• Records provided:
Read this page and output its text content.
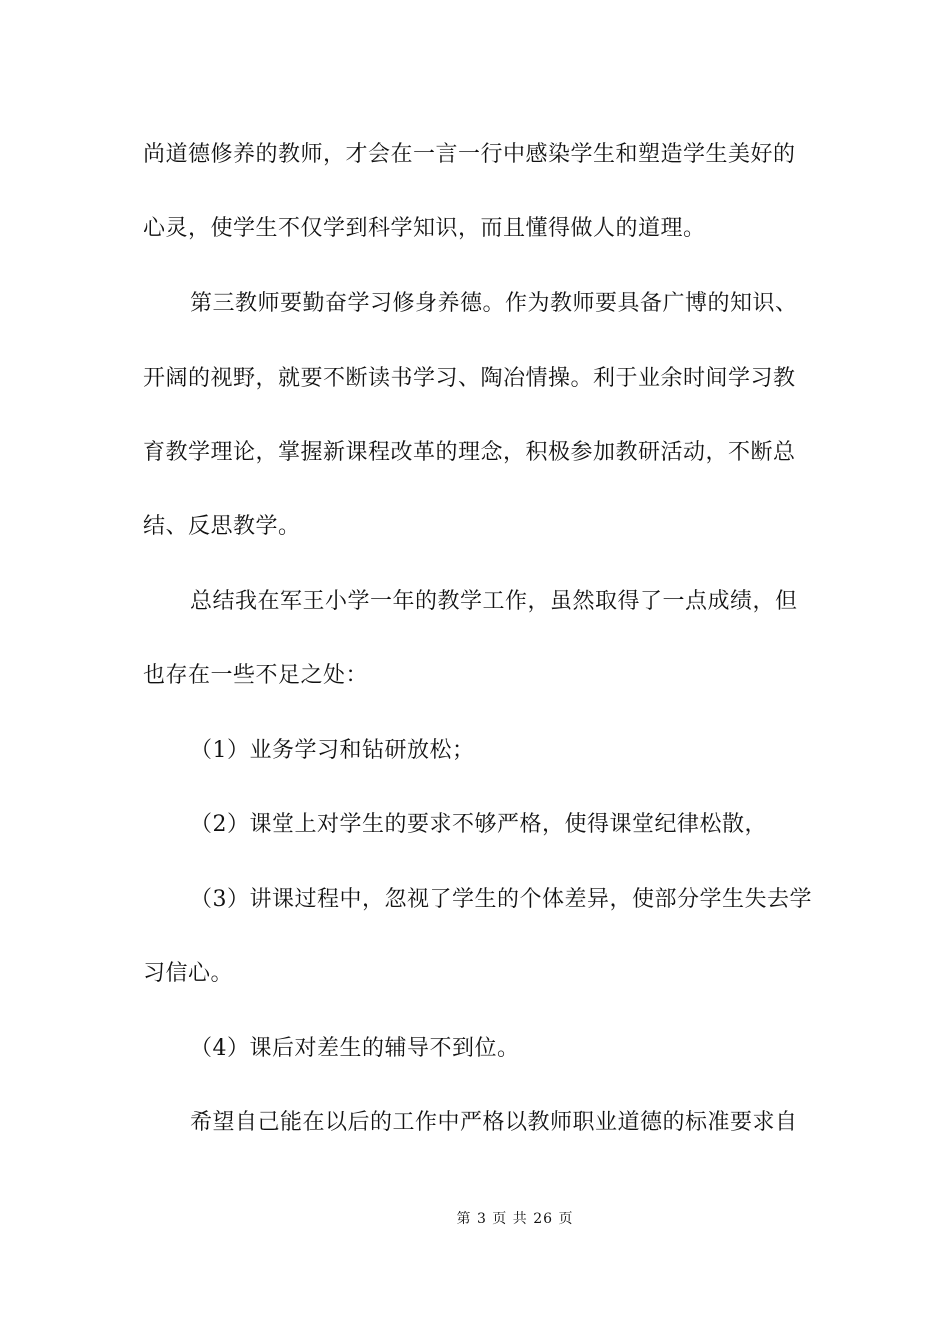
尚道德修养的教师，才会在一言一行中感染学生和塑造学生美好的
心灵，使学生不仅学到科学知识，而且懂得做人的道理。
第三教师要勤奋学习修身养德。作为教师要具备广博的知识、
开阔的视野，就要不断读书学习、陶冶情操。利于业余时间学习教
育教学理论，掌握新课程改革的理念，积极参加教研活动，不断总
结、反思教学。
总结我在军王小学一年的教学工作，虽然取得了一点成绩，但
也存在一些不足之处：
（1）业务学习和钻研放松；
（2）课堂上对学生的要求不够严格，使得课堂纪律松散，
（3）讲课过程中，忽视了学生的个体差异，使部分学生失去学
习信心。
（4）课后对差生的辅导不到位。
希望自己能在以后的工作中严格以教师职业道德的标准要求自
第 3 页 共 26 页
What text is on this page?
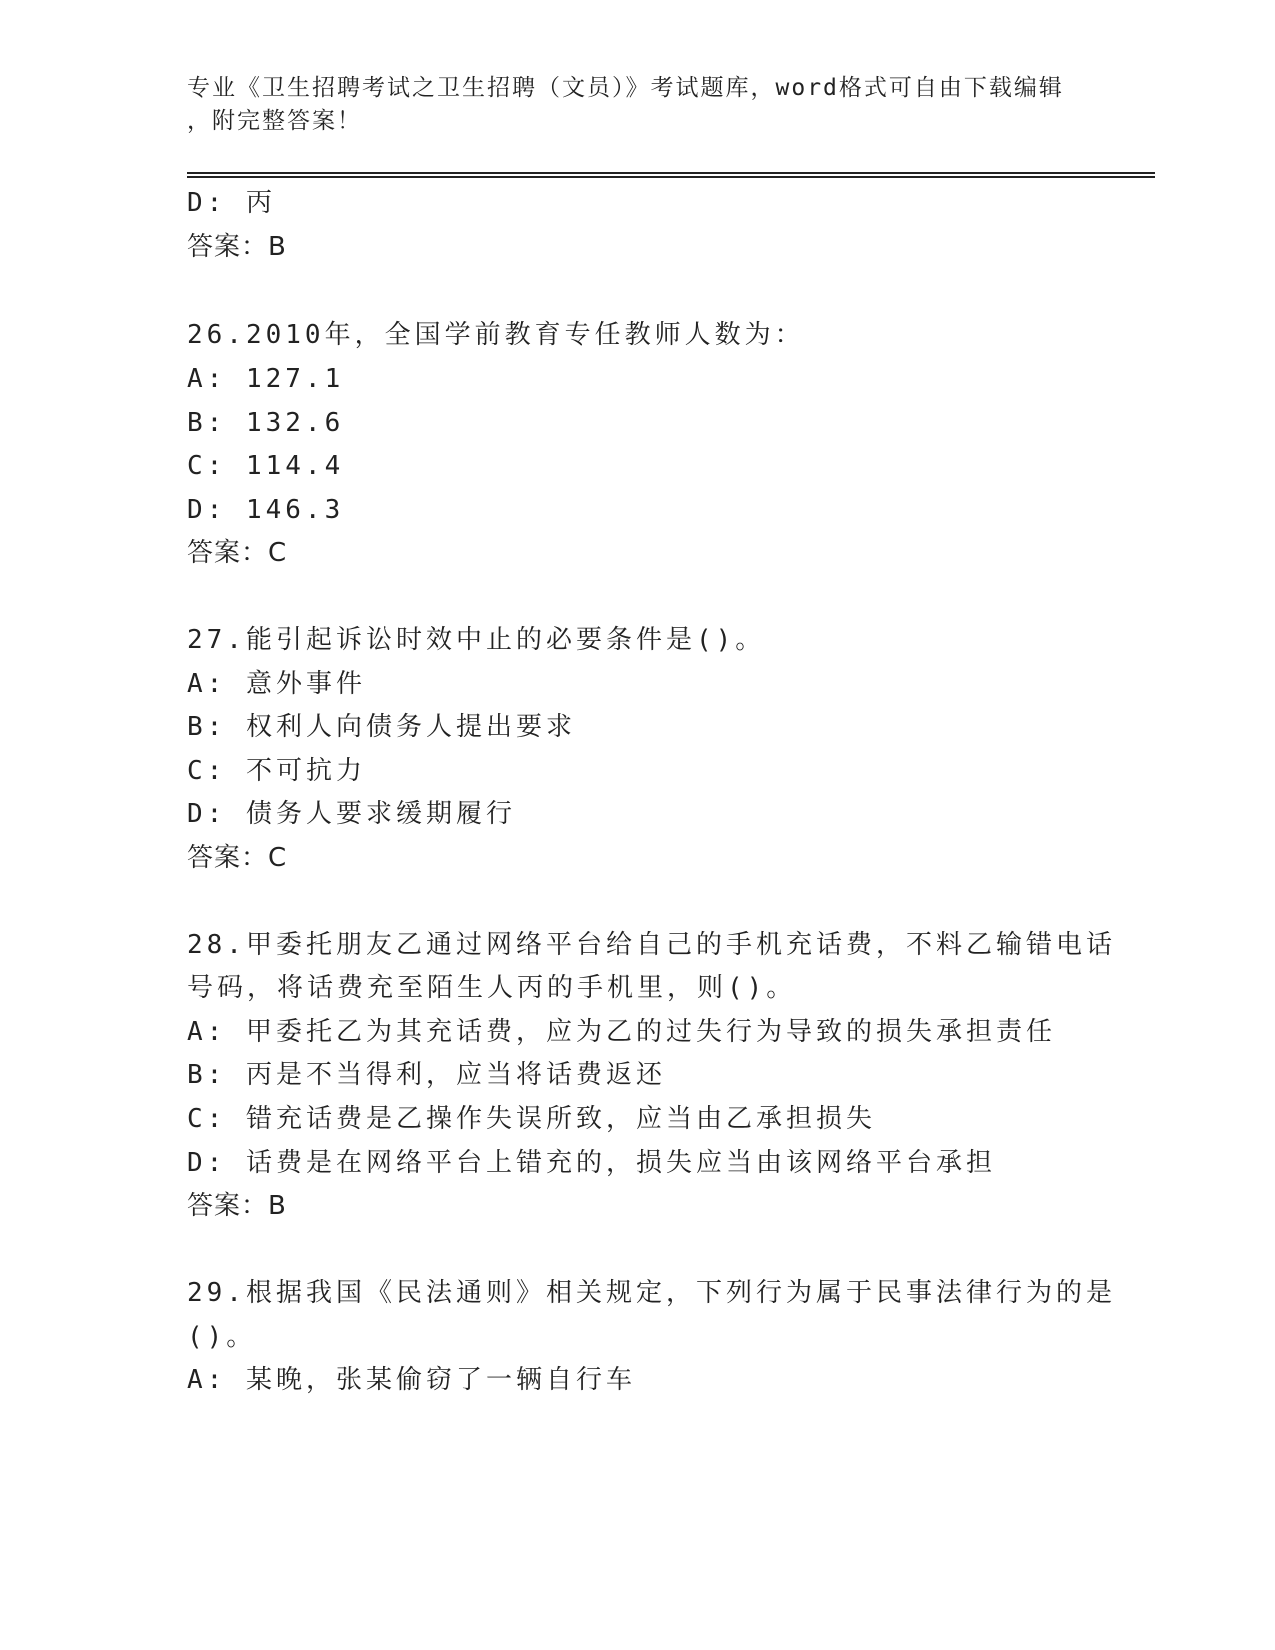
专业《卫生招聘考试之卫生招聘（文员）》考试题库，word格式可自由下载编辑
，附完整答案！
D: 丙
答案：B
26.2010年，全国学前教育专任教师人数为：
A: 127.1
B: 132.6
C: 114.4
D: 146.3
答案：C
27.能引起诉讼时效中止的必要条件是()。
A: 意外事件
B: 权利人向债务人提出要求
C: 不可抗力
D: 债务人要求缓期履行
答案：C
28.甲委托朋友乙通过网络平台给自己的手机充话费，不料乙输错电话
号码，将话费充至陌生人丙的手机里，则()。
A: 甲委托乙为其充话费，应为乙的过失行为导致的损失承担责任
B: 丙是不当得利，应当将话费返还
C: 错充话费是乙操作失误所致，应当由乙承担损失
D: 话费是在网络平台上错充的，损失应当由该网络平台承担
答案：B
29.根据我国《民法通则》相关规定，下列行为属于民事法律行为的是
()。
A: 某晚，张某偷窃了一辆自行车
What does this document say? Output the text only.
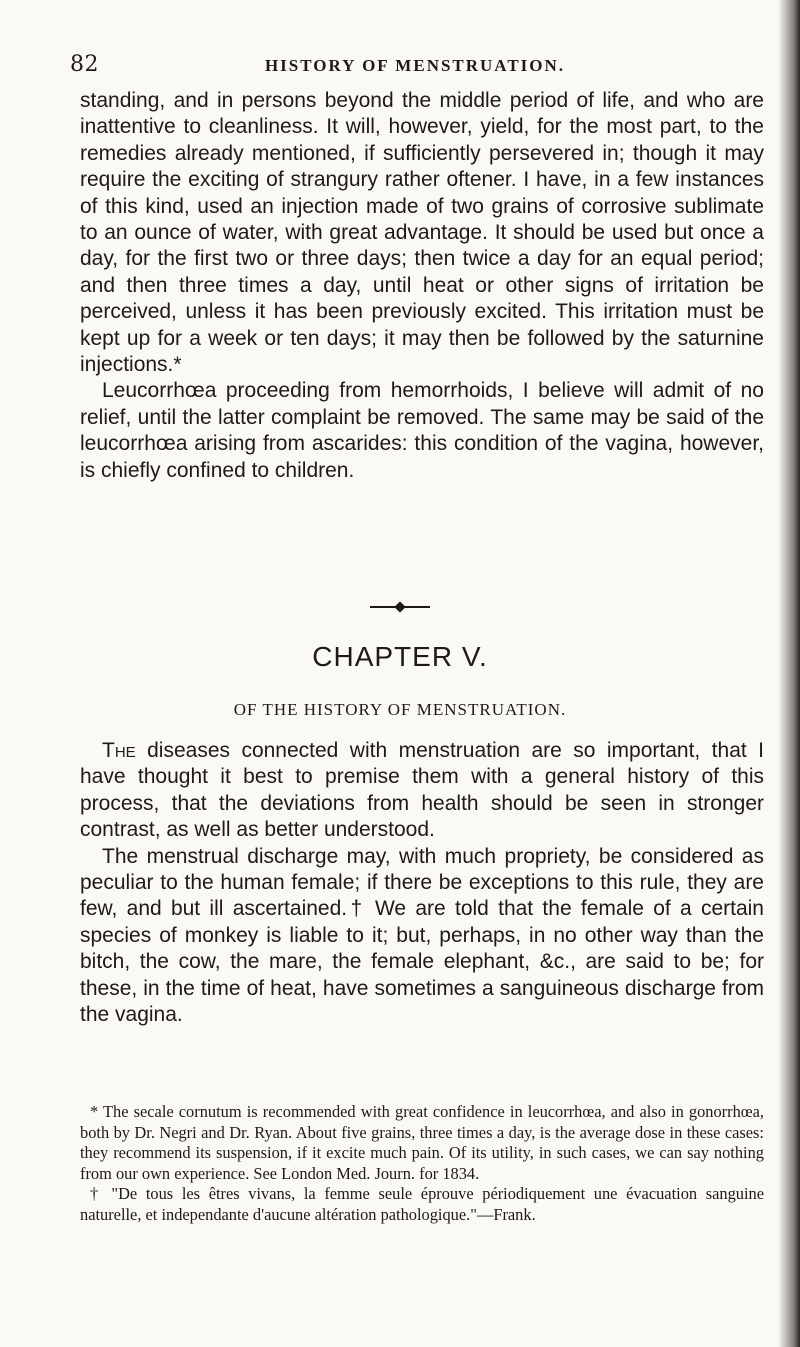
82	HISTORY OF MENSTRUATION.

standing, and in persons beyond the middle period of life, and who are inattentive to cleanliness. It will, however, yield, for the most part, to the remedies already mentioned, if sufficiently persevered in; though it may require the exciting of strangury rather oftener. I have, in a few instances of this kind, used an injection made of two grains of corrosive sublimate to an ounce of water, with great advantage. It should be used but once a day, for the first two or three days; then twice a day for an equal period; and then three times a day, until heat or other signs of irritation be perceived, unless it has been previously excited. This irritation must be kept up for a week or ten days; it may then be followed by the saturnine injections.*

Leucorrhœa proceeding from hemorrhoids, I believe will admit of no relief, until the latter complaint be removed. The same may be said of the leucorrhœa arising from ascarides: this condition of the vagina, however, is chiefly confined to children.

CHAPTER V.
OF THE HISTORY OF MENSTRUATION.

The diseases connected with menstruation are so important, that I have thought it best to premise them with a general history of this process, that the deviations from health should be seen in stronger contrast, as well as better understood.

The menstrual discharge may, with much propriety, be considered as peculiar to the human female; if there be exceptions to this rule, they are few, and but ill ascertained.† We are told that the female of a certain species of monkey is liable to it; but, perhaps, in no other way than the bitch, the cow, the mare, the female elephant, &c., are said to be; for these, in the time of heat, have sometimes a sanguineous discharge from the vagina.

* The secale cornutum is recommended with great confidence in leucorrhœa, and also in gonorrhœa, both by Dr. Negri and Dr. Ryan. About five grains, three times a day, is the average dose in these cases: they recommend its suspension, if it excite much pain. Of its utility, in such cases, we can say nothing from our own experience. See London Med. Journ. for 1834.

† "De tous les êtres vivans, la femme seule éprouve périodiquement une évacuation sanguine naturelle, et independante d'aucune altération pathologique."—Frank.
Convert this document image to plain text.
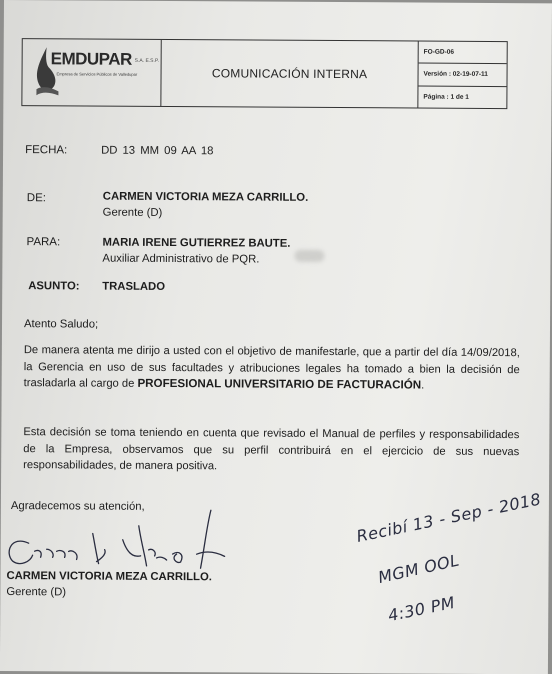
EMDUPAR S.A. E.S.P.
Empresa de Servicios Públicos de Valledupar	COMUNICACIÓN INTERNA
FO-GD-06
Versión : 02-19-07-11
Página : 1 de 1
FECHA:	DD 13 MM 09 AA 18
DE:	CARMEN VICTORIA MEZA CARRILLO.
Gerente (D)
PARA:	MARIA IRENE GUTIERREZ BAUTE.
Auxiliar Administrativo de PQR.
ASUNTO: TRASLADO
Atento Saludo;
De manera atenta me dirijo a usted con el objetivo de manifestarle, que a partir del día 14/09/2018, la Gerencia en uso de sus facultades y atribuciones legales ha tomado a bien la decisión de trasladarla al cargo de PROFESIONAL UNIVERSITARIO DE FACTURACIÓN.
Esta decisión se toma teniendo en cuenta que revisado el Manual de perfiles y responsabilidades de la Empresa, observamos que su perfil contribuirá en el ejercicio de sus nuevas responsabilidades, de manera positiva.
Agradecemos su atención,
CARMEN VICTORIA MEZA CARRILLO.
Gerente (D)
Recibí 13 - Sep - 2018
MGM OOL
4:30 PM
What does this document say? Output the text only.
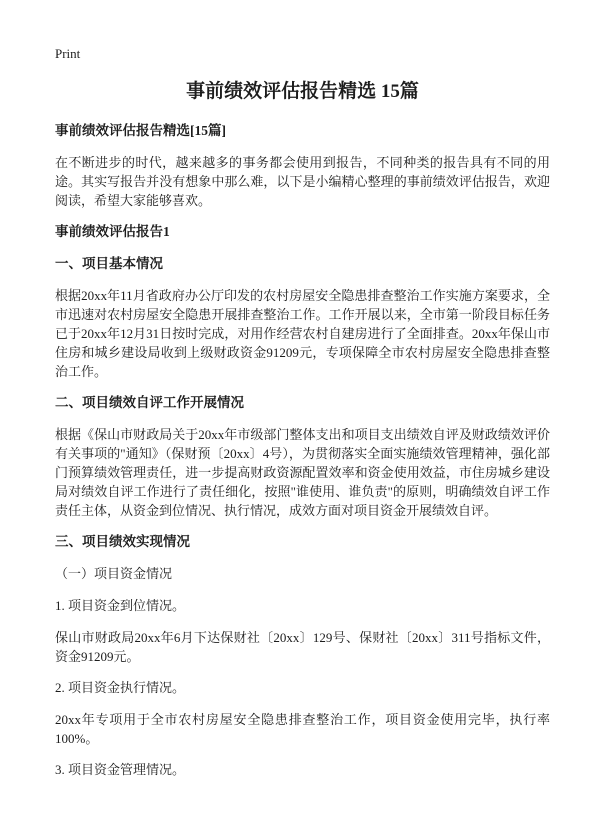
Print
事前绩效评估报告精选 15篇
事前绩效评估报告精选[15篇]

在不断进步的时代，越来越多的事务都会使用到报告，不同种类的报告具有不同的用途。其实写报告并没有想象中那么难，以下是小编精心整理的事前绩效评估报告，欢迎阅读，希望大家能够喜欢。

事前绩效评估报告1
一、项目基本情况

根据20xx年11月省政府办公厅印发的农村房屋安全隐患排查整治工作实施方案要求，全市迅速对农村房屋安全隐患开展排查整治工作。工作开展以来，全市第一阶段目标任务已于20xx年12月31日按时完成，对用作经营农村自建房进行了全面排查。20xx年保山市住房和城乡建设局收到上级财政资金91209元，专项保障全市农村房屋安全隐患排查整治工作。

二、项目绩效自评工作开展情况

根据《保山市财政局关于20xx年市级部门整体支出和项目支出绩效自评及财政绩效评价有关事项的"通知》（保财预〔20xx〕4号），为贯彻落实全面实施绩效管理精神，强化部门预算绩效管理责任，进一步提高财政资源配置效率和资金使用效益，市住房城乡建设局对绩效自评工作进行了责任细化，按照"谁使用、谁负责"的原则，明确绩效自评工作责任主体，从资金到位情况、执行情况，成效方面对项目资金开展绩效自评。

三、项目绩效实现情况
（一）项目资金情况
1. 项目资金到位情况。

保山市财政局20xx年6月下达保财社〔20xx〕129号、保财社〔20xx〕311号指标文件，资金91209元。

2. 项目资金执行情况。

20xx年专项用于全市农村房屋安全隐患排查整治工作，项目资金使用完毕，执行率100%。

3. 项目资金管理情况。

• Direction:
List every line above that contains the word "page".

• Written response:
Read this page and output its text content.
What text is on this page?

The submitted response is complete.